Task requirements: Omit the pictures, please, and give each record below again exactly.
#### Data supplied
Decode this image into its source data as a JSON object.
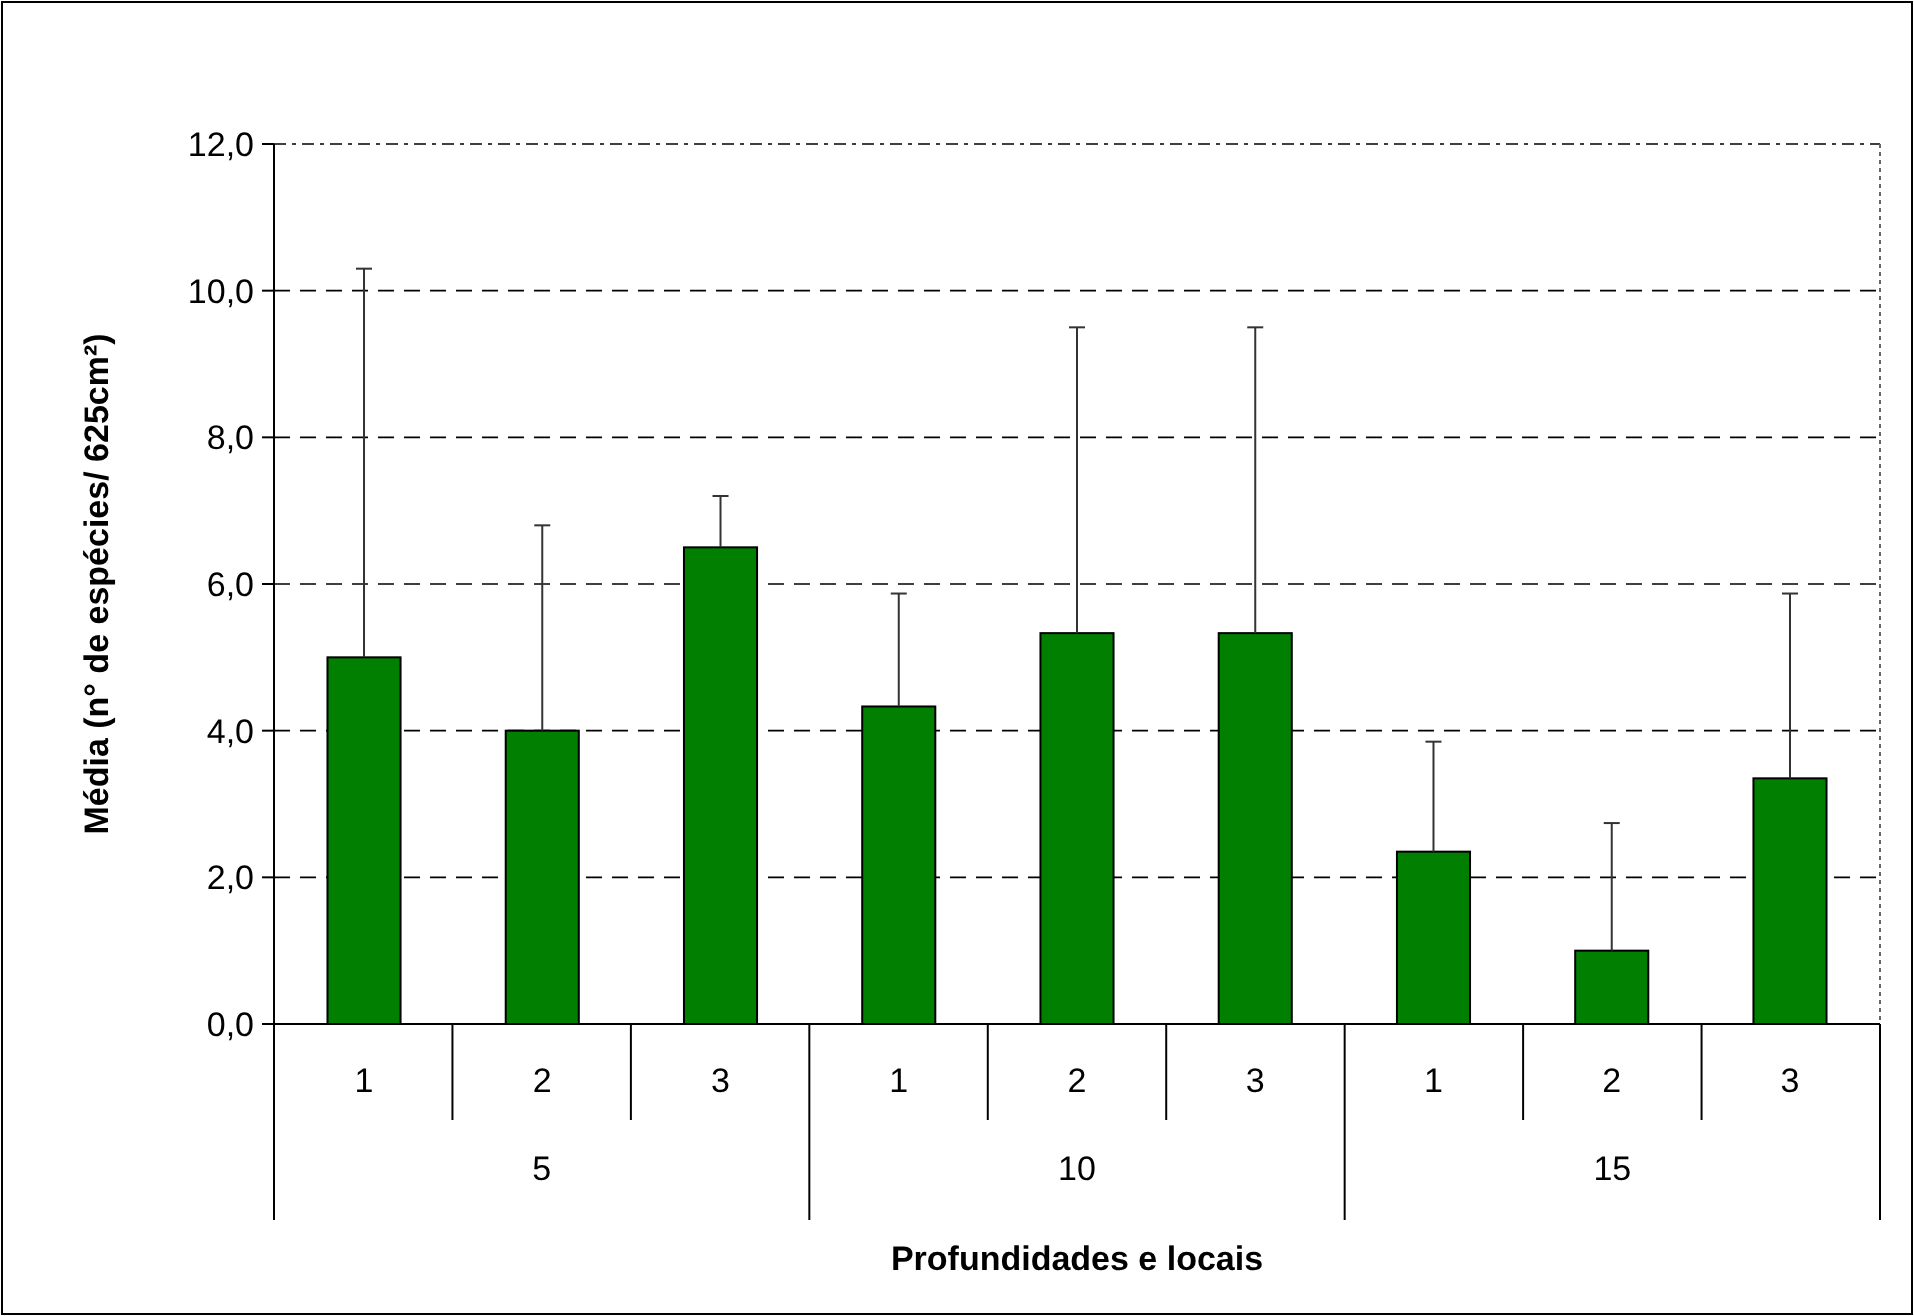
{
  "chart_data": {
    "type": "bar",
    "xlabel": "Profundidades e locais",
    "ylabel": "Média (n° de espécies/ 625cm²)",
    "categories": [
      "1",
      "2",
      "3",
      "1",
      "2",
      "3",
      "1",
      "2",
      "3"
    ],
    "annotations": [
      "5",
      "10",
      "15"
    ],
    "values": [
      5.0,
      4.0,
      6.5,
      4.33,
      5.33,
      5.33,
      2.35,
      1.0,
      3.35
    ],
    "errors": [
      [
        5.0,
        10.3
      ],
      [
        4.0,
        6.8
      ],
      [
        6.5,
        7.2
      ],
      [
        4.33,
        5.87
      ],
      [
        5.33,
        9.5
      ],
      [
        5.33,
        9.5
      ],
      [
        2.35,
        3.85
      ],
      [
        1.0,
        2.74
      ],
      [
        3.35,
        5.87
      ]
    ],
    "color": "#007f00",
    "ylim": [
      0,
      12
    ],
    "yticks": [
      {
        "value": 0,
        "label": "0,0"
      },
      {
        "value": 2,
        "label": "2,0"
      },
      {
        "value": 4,
        "label": "4,0"
      },
      {
        "value": 6,
        "label": "6,0"
      },
      {
        "value": 8,
        "label": "8,0"
      },
      {
        "value": 10,
        "label": "10,0"
      },
      {
        "value": 12,
        "label": "12,0"
      }
    ],
    "grid": "y"
  }
}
########
Answer to this problem:
Decode this image into its source data as a JSON object.
{
  "chart_data": {
    "type": "bar",
    "xlabel": "Profundidades e locais",
    "ylabel": "Média (n° de espécies/ 625cm²)",
    "categories": [
      "1",
      "2",
      "3",
      "1",
      "2",
      "3",
      "1",
      "2",
      "3"
    ],
    "annotations": [
      "5",
      "10",
      "15"
    ],
    "values": [
      5.0,
      4.0,
      6.5,
      4.33,
      5.33,
      5.33,
      2.35,
      1.0,
      3.35
    ],
    "errors": [
      [
        5.0,
        10.3
      ],
      [
        4.0,
        6.8
      ],
      [
        6.5,
        7.2
      ],
      [
        4.33,
        5.87
      ],
      [
        5.33,
        9.5
      ],
      [
        5.33,
        9.5
      ],
      [
        2.35,
        3.85
      ],
      [
        1.0,
        2.74
      ],
      [
        3.35,
        5.87
      ]
    ],
    "color": "#007f00",
    "ylim": [
      0,
      12
    ],
    "yticks": [
      {
        "value": 0,
        "label": "0,0"
      },
      {
        "value": 2,
        "label": "2,0"
      },
      {
        "value": 4,
        "label": "4,0"
      },
      {
        "value": 6,
        "label": "6,0"
      },
      {
        "value": 8,
        "label": "8,0"
      },
      {
        "value": 10,
        "label": "10,0"
      },
      {
        "value": 12,
        "label": "12,0"
      }
    ],
    "grid": "y"
  }
}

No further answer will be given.